┌─ LISTED ENTRIES

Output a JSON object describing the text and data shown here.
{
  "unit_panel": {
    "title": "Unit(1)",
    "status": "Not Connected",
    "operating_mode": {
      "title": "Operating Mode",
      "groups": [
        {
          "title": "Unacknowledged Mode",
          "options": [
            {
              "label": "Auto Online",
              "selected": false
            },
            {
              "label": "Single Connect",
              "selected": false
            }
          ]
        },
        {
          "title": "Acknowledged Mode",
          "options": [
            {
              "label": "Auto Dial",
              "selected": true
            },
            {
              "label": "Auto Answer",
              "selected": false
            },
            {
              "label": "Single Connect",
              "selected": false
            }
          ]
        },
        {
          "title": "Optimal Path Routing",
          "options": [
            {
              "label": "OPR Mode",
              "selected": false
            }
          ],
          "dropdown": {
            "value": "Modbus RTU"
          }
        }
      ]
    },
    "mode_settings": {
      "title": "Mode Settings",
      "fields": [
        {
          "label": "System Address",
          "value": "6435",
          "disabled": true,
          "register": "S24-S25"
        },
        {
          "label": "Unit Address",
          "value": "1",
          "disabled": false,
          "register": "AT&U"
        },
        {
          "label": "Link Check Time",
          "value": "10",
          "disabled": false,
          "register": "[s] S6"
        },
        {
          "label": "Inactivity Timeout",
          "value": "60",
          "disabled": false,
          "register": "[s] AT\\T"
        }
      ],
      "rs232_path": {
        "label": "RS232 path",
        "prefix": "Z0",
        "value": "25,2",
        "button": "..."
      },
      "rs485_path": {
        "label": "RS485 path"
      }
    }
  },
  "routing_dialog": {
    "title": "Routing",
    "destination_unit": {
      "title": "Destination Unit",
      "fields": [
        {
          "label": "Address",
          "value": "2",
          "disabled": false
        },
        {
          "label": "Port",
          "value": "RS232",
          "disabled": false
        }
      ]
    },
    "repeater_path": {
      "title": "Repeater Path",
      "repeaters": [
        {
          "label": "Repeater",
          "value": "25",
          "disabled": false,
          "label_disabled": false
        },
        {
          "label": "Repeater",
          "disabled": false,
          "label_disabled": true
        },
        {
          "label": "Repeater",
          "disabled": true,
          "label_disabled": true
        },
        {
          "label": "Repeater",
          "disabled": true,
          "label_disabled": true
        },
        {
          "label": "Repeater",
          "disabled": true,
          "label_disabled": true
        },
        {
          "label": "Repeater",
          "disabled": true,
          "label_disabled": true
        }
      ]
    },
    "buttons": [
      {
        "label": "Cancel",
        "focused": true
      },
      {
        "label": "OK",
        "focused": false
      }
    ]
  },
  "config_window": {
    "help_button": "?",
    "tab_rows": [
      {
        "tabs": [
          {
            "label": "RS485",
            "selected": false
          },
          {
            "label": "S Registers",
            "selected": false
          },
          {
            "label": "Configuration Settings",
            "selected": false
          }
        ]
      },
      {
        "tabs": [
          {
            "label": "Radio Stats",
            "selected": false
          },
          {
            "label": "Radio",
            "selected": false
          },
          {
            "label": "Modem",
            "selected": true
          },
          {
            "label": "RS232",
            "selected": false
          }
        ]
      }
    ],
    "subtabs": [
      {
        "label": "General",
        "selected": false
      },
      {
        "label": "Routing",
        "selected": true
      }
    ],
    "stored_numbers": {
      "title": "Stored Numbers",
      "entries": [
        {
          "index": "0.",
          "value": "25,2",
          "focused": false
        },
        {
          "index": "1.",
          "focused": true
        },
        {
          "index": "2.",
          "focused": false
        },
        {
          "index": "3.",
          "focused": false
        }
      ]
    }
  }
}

└─

**EXERCISE INSTRUCTIONS:** Repeat every entry exactly as written above.

**CORRECT OUTPUT:**
Output a JSON object describing the text and data shown here.
{
  "unit_panel": {
    "title": "Unit(1)",
    "status": "Not Connected",
    "operating_mode": {
      "title": "Operating Mode",
      "groups": [
        {
          "title": "Unacknowledged Mode",
          "options": [
            {
              "label": "Auto Online",
              "selected": false
            },
            {
              "label": "Single Connect",
              "selected": false
            }
          ]
        },
        {
          "title": "Acknowledged Mode",
          "options": [
            {
              "label": "Auto Dial",
              "selected": true
            },
            {
              "label": "Auto Answer",
              "selected": false
            },
            {
              "label": "Single Connect",
              "selected": false
            }
          ]
        },
        {
          "title": "Optimal Path Routing",
          "options": [
            {
              "label": "OPR Mode",
              "selected": false
            }
          ],
          "dropdown": {
            "value": "Modbus RTU"
          }
        }
      ]
    },
    "mode_settings": {
      "title": "Mode Settings",
      "fields": [
        {
          "label": "System Address",
          "value": "6435",
          "disabled": true,
          "register": "S24-S25"
        },
        {
          "label": "Unit Address",
          "value": "1",
          "disabled": false,
          "register": "AT&U"
        },
        {
          "label": "Link Check Time",
          "value": "10",
          "disabled": false,
          "register": "[s] S6"
        },
        {
          "label": "Inactivity Timeout",
          "value": "60",
          "disabled": false,
          "register": "[s] AT\\T"
        }
      ],
      "rs232_path": {
        "label": "RS232 path",
        "prefix": "Z0",
        "value": "25,2",
        "button": "..."
      },
      "rs485_path": {
        "label": "RS485 path"
      }
    }
  },
  "routing_dialog": {
    "title": "Routing",
    "destination_unit": {
      "title": "Destination Unit",
      "fields": [
        {
          "label": "Address",
          "value": "2",
          "disabled": false
        },
        {
          "label": "Port",
          "value": "RS232",
          "disabled": false
        }
      ]
    },
    "repeater_path": {
      "title": "Repeater Path",
      "repeaters": [
        {
          "label": "Repeater",
          "value": "25",
          "disabled": false,
          "label_disabled": false
        },
        {
          "label": "Repeater",
          "disabled": false,
          "label_disabled": true
        },
        {
          "label": "Repeater",
          "disabled": true,
          "label_disabled": true
        },
        {
          "label": "Repeater",
          "disabled": true,
          "label_disabled": true
        },
        {
          "label": "Repeater",
          "disabled": true,
          "label_disabled": true
        },
        {
          "label": "Repeater",
          "disabled": true,
          "label_disabled": true
        }
      ]
    },
    "buttons": [
      {
        "label": "Cancel",
        "focused": true
      },
      {
        "label": "OK",
        "focused": false
      }
    ]
  },
  "config_window": {
    "help_button": "?",
    "tab_rows": [
      {
        "tabs": [
          {
            "label": "RS485",
            "selected": false
          },
          {
            "label": "S Registers",
            "selected": false
          },
          {
            "label": "Configuration Settings",
            "selected": false
          }
        ]
      },
      {
        "tabs": [
          {
            "label": "Radio Stats",
            "selected": false
          },
          {
            "label": "Radio",
            "selected": false
          },
          {
            "label": "Modem",
            "selected": true
          },
          {
            "label": "RS232",
            "selected": false
          }
        ]
      }
    ],
    "subtabs": [
      {
        "label": "General",
        "selected": false
      },
      {
        "label": "Routing",
        "selected": true
      }
    ],
    "stored_numbers": {
      "title": "Stored Numbers",
      "entries": [
        {
          "index": "0.",
          "value": "25,2",
          "focused": false
        },
        {
          "index": "1.",
          "focused": true
        },
        {
          "index": "2.",
          "focused": false
        },
        {
          "index": "3.",
          "focused": false
        }
      ]
    }
  }
}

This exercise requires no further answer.